■ **Exercise description**
In the data below, find each line containing the string "career" and return it.

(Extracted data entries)
((

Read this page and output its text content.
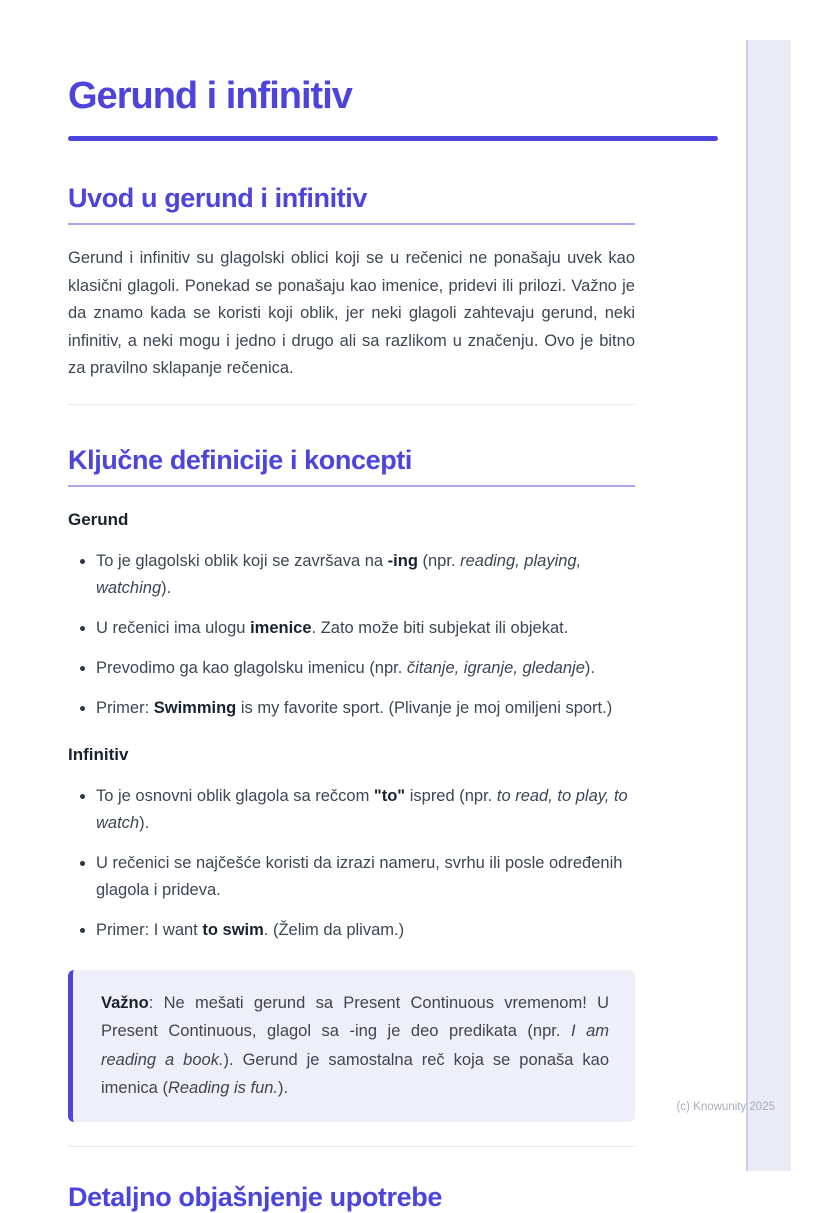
Gerund i infinitiv
Uvod u gerund i infinitiv

Gerund i infinitiv su glagolski oblici koji se u rečenici ne ponašaju uvek kao klasični glagoli. Ponekad se ponašaju kao imenice, pridevi ili prilozi. Važno je da znamo kada se koristi koji oblik, jer neki glagoli zahtevaju gerund, neki infinitiv, a neki mogu i jedno i drugo ali sa razlikom u značenju. Ovo je bitno za pravilno sklapanje rečenica.

Ključne definicije i koncepti
Gerund
To je glagolski oblik koji se završava na -ing (npr. reading, playing, watching).
U rečenici ima ulogu imenice. Zato može biti subjekat ili objekat.
Prevodimo ga kao glagolsku imenicu (npr. čitanje, igranje, gledanje).
Primer: Swimming is my favorite sport. (Plivanje je moj omiljeni sport.)
Infinitiv
To je osnovni oblik glagola sa rečcom "to" ispred (npr. to read, to play, to watch).
U rečenici se najčešće koristi da izrazi nameru, svrhu ili posle određenih glagola i prideva.
Primer: I want to swim. (Želim da plivam.)

Važno: Ne mešati gerund sa Present Continuous vremenom! U Present Continuous, glagol sa -ing je deo predikata (npr. I am reading a book.). Gerund je samostalna reč koja se ponaša kao imenica (Reading is fun.).

Detaljno objašnjenje upotrebe
(c) Knowunity 2025
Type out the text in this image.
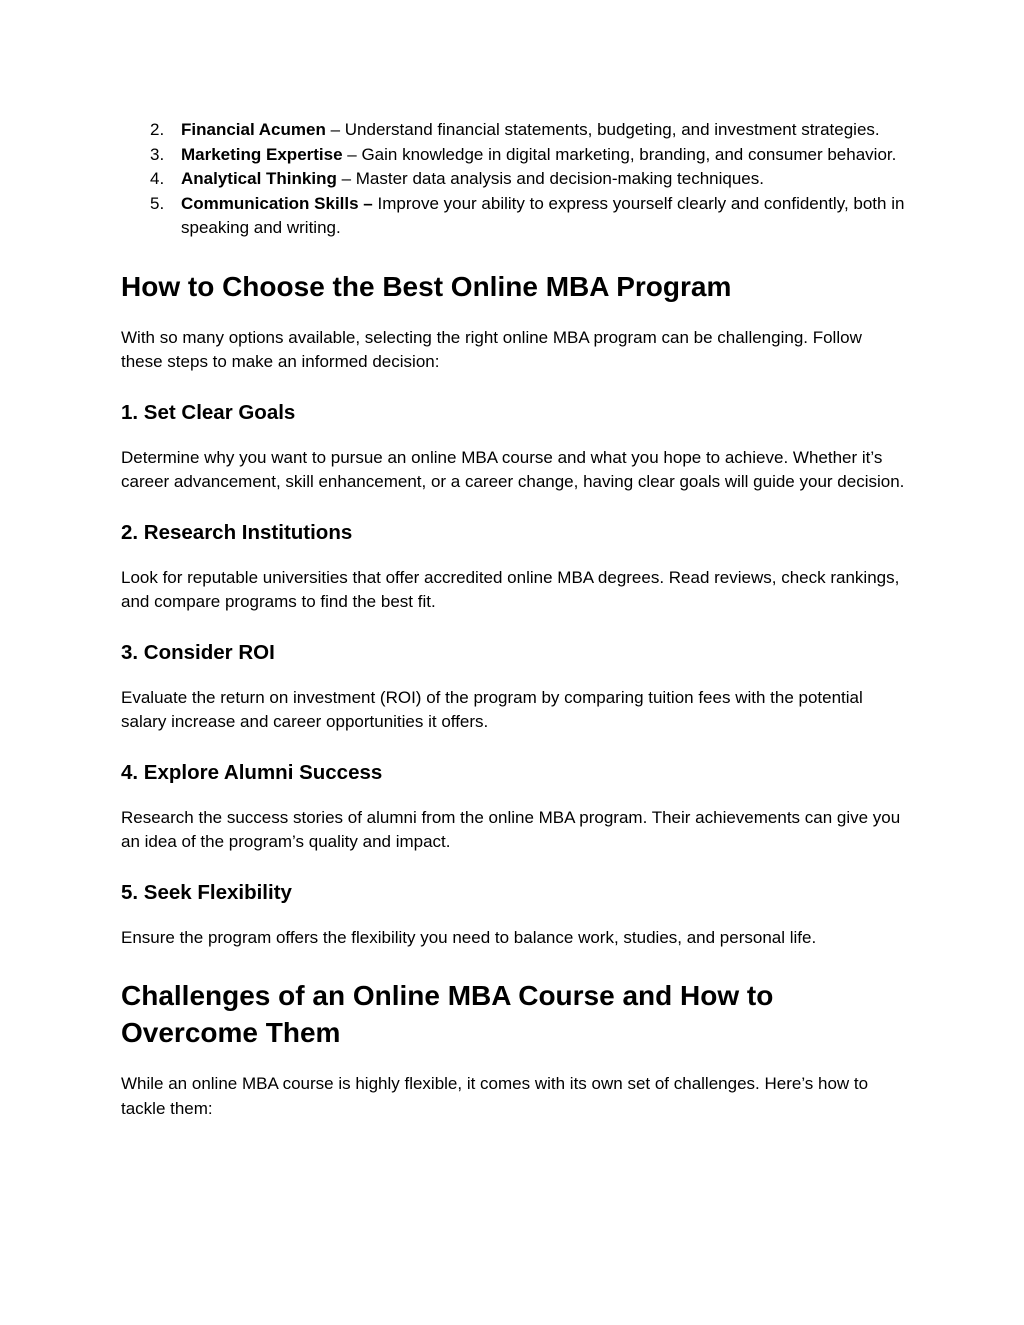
2. Financial Acumen – Understand financial statements, budgeting, and investment strategies.
3. Marketing Expertise – Gain knowledge in digital marketing, branding, and consumer behavior.
4. Analytical Thinking – Master data analysis and decision-making techniques.
5. Communication Skills – Improve your ability to express yourself clearly and confidently, both in speaking and writing.
How to Choose the Best Online MBA Program

With so many options available, selecting the right online MBA program can be challenging. Follow these steps to make an informed decision:

1. Set Clear Goals

Determine why you want to pursue an online MBA course and what you hope to achieve. Whether it’s career advancement, skill enhancement, or a career change, having clear goals will guide your decision.

2. Research Institutions

Look for reputable universities that offer accredited online MBA degrees. Read reviews, check rankings, and compare programs to find the best fit.

3. Consider ROI

Evaluate the return on investment (ROI) of the program by comparing tuition fees with the potential salary increase and career opportunities it offers.

4. Explore Alumni Success

Research the success stories of alumni from the online MBA program. Their achievements can give you an idea of the program’s quality and impact.

5. Seek Flexibility

Ensure the program offers the flexibility you need to balance work, studies, and personal life.

Challenges of an Online MBA Course and How to Overcome Them

While an online MBA course is highly flexible, it comes with its own set of challenges. Here’s how to tackle them:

))

■ **Output of the task**
Determine why you want to pursue an online MBA course and what you hope to achieve. Whether it’s career advancement, skill enhancement, or a career change, having clear goals will guide your decision.
Evaluate the return on investment (ROI) of the program by comparing tuition fees with the potential salary increase and career opportunities it offers.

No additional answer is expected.